| GOAL OF THE EXERCISE |
Look through the lines below and extract each one that contains "copies".
━━━━━━━━━━
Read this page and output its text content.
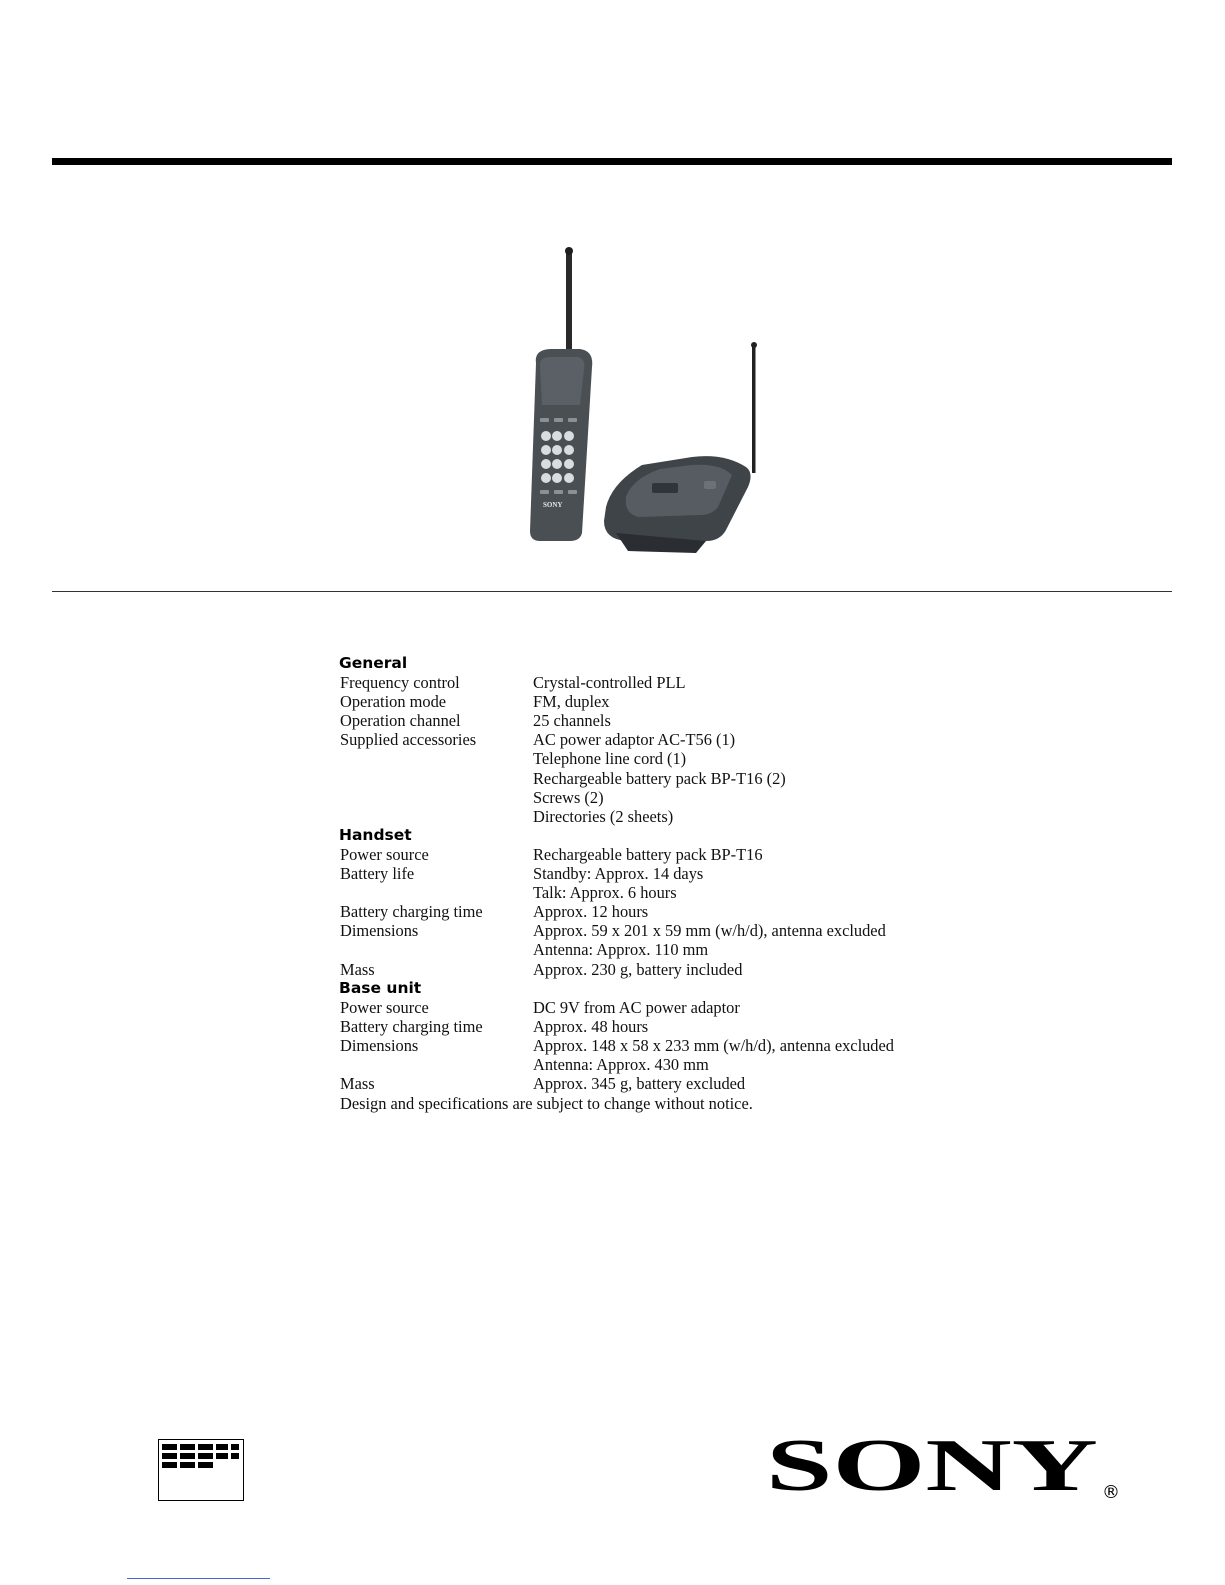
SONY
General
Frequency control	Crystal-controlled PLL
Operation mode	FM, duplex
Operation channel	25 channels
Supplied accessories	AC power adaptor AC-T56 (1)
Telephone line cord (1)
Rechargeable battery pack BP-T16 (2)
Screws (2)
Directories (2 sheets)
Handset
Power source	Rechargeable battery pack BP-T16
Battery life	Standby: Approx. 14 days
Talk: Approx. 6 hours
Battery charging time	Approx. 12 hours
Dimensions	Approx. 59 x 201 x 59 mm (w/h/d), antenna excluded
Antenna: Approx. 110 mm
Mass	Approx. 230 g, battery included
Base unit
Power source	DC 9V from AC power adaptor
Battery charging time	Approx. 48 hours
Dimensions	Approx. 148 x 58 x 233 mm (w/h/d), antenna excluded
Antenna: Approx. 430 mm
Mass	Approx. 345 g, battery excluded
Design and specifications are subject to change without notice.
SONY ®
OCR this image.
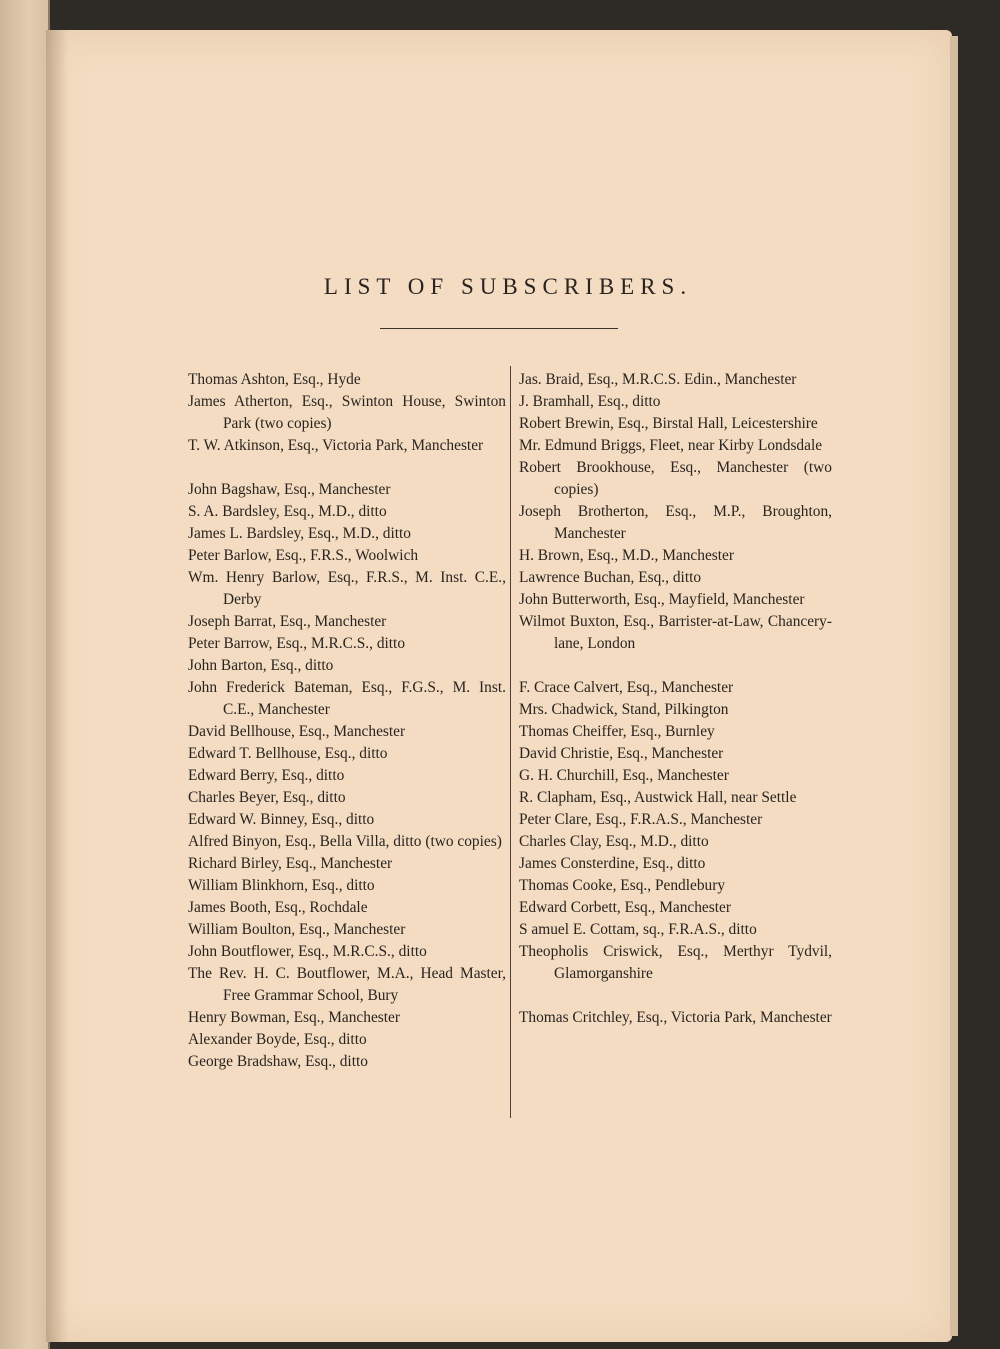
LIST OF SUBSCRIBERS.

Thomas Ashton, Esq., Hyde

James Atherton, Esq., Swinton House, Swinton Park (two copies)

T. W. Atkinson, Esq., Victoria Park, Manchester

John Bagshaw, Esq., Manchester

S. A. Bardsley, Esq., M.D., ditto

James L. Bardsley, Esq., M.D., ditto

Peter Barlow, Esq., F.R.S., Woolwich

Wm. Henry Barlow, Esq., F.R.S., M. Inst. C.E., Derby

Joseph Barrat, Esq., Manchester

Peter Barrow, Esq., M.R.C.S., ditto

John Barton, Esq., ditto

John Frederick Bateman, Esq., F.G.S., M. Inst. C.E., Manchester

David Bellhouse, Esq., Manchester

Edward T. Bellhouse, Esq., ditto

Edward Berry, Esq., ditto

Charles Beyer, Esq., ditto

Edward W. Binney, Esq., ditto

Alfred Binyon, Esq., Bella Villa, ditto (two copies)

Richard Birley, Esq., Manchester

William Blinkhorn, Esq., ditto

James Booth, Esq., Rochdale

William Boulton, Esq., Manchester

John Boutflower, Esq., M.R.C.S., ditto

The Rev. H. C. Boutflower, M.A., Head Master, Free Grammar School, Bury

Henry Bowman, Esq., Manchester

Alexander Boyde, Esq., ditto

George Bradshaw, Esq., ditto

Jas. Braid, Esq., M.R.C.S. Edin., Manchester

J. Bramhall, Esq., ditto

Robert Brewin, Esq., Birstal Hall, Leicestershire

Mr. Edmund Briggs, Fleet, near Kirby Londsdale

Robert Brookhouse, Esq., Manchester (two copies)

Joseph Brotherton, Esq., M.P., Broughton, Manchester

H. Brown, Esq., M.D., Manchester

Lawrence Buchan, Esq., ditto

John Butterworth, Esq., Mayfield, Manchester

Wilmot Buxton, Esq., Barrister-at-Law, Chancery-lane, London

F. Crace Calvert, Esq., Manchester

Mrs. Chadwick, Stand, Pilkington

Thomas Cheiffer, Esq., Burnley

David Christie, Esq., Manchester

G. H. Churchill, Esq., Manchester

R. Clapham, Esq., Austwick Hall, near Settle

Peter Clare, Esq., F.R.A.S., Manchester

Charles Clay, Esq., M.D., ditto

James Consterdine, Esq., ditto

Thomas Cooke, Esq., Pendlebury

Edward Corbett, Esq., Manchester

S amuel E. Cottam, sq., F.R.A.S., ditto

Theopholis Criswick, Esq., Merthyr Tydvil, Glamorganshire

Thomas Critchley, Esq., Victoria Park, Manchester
━━━━━━━━━━
| THE RESULT |
James Atherton, Esq., Swinton House, Swinton Park (two copies)
Alfred Binyon, Esq., Bella Villa, ditto (two copies)
Robert Brookhouse, Esq., Manchester (two copies)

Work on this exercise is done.